**Problem statement**
Return each line of the records holding the string "Testing".

**Record set**
⁂
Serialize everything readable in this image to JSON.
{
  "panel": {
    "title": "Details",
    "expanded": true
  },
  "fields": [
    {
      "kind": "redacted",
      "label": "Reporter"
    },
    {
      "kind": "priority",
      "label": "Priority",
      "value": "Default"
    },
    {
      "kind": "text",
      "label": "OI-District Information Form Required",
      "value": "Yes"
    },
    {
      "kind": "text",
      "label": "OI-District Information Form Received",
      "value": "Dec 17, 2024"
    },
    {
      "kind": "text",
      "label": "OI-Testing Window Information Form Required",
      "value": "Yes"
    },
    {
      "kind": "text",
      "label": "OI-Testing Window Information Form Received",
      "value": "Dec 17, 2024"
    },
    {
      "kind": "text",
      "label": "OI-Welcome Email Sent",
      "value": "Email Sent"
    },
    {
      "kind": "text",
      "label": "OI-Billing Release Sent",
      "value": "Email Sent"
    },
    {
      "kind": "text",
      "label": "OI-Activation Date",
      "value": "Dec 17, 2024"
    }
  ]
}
⁂
**Exercise result**
      "label": "OI-Testing Window Information Form Required",
      "label": "OI-Testing Window Information Form Received",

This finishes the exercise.